■ Record excerpts:
· · · · ·

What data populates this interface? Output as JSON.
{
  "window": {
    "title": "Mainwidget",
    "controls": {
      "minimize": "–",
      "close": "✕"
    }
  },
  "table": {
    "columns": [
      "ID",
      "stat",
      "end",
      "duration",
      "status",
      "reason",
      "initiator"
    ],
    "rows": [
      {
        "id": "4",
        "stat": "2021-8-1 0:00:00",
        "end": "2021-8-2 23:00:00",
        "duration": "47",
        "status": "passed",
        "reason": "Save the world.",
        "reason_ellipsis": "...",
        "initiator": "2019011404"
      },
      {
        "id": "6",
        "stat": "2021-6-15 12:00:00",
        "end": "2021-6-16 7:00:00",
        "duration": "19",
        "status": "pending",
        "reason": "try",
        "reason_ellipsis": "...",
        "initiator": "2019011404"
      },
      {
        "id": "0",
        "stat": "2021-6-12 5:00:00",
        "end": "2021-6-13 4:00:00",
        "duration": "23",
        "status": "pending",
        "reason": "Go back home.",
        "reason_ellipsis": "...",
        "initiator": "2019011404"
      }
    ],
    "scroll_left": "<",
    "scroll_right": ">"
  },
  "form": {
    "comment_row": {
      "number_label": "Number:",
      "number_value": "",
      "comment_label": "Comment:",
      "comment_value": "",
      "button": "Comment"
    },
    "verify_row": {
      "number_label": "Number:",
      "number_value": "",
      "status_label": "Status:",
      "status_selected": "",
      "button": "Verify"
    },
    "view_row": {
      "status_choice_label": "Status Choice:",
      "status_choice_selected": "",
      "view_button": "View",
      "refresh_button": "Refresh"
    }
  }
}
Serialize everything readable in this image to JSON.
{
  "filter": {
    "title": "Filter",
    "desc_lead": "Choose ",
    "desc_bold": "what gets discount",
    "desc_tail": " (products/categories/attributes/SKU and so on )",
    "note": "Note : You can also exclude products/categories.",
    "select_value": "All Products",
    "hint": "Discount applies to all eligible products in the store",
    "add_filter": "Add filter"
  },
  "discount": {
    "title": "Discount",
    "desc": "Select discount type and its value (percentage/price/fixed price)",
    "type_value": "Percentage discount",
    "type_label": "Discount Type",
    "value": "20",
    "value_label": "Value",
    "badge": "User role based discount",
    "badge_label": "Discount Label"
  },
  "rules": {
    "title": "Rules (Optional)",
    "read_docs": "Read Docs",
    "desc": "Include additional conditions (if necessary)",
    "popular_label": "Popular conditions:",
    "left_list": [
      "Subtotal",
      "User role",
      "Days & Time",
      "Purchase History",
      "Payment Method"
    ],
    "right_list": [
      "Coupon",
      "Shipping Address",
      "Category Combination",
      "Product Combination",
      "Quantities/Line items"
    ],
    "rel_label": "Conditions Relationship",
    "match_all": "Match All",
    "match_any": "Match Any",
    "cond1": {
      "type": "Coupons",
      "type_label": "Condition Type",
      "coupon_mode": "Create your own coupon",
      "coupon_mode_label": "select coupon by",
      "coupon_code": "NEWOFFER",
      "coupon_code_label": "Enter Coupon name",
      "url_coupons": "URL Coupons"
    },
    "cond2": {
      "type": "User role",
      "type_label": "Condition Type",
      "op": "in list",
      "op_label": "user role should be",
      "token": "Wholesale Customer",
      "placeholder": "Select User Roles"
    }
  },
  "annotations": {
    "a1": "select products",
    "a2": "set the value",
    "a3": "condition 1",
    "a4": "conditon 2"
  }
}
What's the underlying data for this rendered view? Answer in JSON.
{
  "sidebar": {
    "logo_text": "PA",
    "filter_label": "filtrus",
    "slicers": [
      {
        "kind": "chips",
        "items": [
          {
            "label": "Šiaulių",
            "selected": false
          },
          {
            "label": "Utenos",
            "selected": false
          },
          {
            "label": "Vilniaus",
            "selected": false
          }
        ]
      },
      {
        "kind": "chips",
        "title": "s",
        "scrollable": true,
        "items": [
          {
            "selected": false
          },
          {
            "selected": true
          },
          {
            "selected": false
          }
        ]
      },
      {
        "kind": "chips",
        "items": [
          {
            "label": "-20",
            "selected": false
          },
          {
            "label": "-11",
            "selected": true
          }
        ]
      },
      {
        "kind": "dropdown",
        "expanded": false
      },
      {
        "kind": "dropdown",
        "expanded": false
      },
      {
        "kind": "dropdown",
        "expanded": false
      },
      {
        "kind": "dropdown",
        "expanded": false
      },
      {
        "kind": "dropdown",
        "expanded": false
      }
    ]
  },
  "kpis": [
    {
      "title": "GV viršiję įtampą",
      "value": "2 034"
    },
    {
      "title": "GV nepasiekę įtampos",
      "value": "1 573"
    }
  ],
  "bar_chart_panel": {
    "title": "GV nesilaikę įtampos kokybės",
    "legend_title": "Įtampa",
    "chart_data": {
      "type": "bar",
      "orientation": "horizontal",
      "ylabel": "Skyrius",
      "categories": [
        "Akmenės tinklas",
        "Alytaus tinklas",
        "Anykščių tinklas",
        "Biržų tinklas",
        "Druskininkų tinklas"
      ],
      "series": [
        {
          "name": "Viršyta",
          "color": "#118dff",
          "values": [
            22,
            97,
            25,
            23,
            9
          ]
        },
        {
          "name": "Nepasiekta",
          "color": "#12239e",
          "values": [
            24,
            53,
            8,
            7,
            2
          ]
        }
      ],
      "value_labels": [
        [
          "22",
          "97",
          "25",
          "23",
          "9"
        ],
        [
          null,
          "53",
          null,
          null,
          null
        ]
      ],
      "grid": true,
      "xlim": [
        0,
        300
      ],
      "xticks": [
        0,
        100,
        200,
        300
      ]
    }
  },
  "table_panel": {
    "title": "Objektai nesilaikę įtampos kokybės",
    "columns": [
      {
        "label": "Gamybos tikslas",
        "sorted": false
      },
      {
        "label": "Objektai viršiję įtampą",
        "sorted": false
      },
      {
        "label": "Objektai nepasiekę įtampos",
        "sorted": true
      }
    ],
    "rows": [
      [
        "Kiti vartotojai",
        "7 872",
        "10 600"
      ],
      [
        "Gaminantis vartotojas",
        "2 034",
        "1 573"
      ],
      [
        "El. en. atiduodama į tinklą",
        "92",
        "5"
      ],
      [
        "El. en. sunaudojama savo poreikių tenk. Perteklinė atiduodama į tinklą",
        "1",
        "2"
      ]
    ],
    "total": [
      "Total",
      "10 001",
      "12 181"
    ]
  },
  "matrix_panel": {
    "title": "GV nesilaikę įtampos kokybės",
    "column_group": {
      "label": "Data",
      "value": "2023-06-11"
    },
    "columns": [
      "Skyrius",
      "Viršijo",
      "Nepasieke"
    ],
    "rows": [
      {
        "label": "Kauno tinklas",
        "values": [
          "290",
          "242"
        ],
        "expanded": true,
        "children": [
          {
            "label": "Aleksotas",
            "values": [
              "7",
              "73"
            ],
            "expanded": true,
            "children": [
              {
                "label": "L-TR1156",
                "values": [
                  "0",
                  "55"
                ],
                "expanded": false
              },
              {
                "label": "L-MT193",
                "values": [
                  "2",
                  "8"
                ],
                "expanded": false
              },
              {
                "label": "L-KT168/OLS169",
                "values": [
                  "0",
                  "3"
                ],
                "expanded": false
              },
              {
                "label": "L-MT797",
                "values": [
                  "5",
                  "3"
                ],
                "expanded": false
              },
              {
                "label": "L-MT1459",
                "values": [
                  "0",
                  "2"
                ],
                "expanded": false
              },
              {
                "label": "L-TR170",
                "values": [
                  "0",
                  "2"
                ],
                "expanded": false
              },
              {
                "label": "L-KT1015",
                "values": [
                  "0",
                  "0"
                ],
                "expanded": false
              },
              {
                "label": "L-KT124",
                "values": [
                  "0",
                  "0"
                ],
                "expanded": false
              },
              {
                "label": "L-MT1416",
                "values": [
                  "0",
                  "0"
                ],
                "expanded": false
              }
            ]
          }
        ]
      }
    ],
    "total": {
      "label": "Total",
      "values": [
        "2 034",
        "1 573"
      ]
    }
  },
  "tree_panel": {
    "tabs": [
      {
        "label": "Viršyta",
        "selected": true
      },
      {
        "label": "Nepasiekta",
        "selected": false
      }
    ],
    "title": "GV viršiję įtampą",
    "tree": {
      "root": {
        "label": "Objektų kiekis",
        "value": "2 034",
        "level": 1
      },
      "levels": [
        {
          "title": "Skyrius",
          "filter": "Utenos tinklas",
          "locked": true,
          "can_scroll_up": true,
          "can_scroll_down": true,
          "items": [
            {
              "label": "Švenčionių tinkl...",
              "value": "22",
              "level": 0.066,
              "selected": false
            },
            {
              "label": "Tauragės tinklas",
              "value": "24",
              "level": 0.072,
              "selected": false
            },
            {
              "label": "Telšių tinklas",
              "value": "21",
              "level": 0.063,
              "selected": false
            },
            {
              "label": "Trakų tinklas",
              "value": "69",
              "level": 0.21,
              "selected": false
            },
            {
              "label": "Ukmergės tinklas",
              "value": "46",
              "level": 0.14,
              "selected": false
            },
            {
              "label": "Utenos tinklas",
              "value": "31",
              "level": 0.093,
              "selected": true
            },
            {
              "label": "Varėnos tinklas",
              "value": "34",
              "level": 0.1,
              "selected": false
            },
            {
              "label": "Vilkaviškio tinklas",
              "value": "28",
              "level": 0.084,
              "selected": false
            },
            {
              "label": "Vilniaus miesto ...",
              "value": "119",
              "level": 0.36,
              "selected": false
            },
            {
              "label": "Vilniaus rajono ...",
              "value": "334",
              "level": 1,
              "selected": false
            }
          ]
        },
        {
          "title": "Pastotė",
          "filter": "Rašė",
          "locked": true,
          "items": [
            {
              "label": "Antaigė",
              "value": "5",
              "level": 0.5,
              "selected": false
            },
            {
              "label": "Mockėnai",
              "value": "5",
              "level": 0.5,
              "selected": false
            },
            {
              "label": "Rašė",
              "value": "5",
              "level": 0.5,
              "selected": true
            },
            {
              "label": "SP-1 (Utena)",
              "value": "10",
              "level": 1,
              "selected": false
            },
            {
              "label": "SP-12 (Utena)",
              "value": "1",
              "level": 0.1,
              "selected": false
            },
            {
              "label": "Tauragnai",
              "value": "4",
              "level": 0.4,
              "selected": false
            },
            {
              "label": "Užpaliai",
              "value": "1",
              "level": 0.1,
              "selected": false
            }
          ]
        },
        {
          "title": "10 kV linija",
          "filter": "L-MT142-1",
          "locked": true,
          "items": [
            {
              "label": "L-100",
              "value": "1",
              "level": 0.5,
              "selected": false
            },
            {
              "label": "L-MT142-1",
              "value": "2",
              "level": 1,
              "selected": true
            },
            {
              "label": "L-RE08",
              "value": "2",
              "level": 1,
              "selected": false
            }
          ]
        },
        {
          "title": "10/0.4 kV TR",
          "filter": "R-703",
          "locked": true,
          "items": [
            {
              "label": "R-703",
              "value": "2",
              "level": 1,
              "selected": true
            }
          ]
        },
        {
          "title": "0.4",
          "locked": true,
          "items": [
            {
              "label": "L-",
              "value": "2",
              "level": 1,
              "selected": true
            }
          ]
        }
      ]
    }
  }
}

· · · · ·

■ Required task:
From the records above, pull out each line that has "this".

■ Task result:
What data populates this interface? Output as JSON.
Serialize everything readable in this image to JSON.
What's the underlying data for this rendered view? Answer in JSON.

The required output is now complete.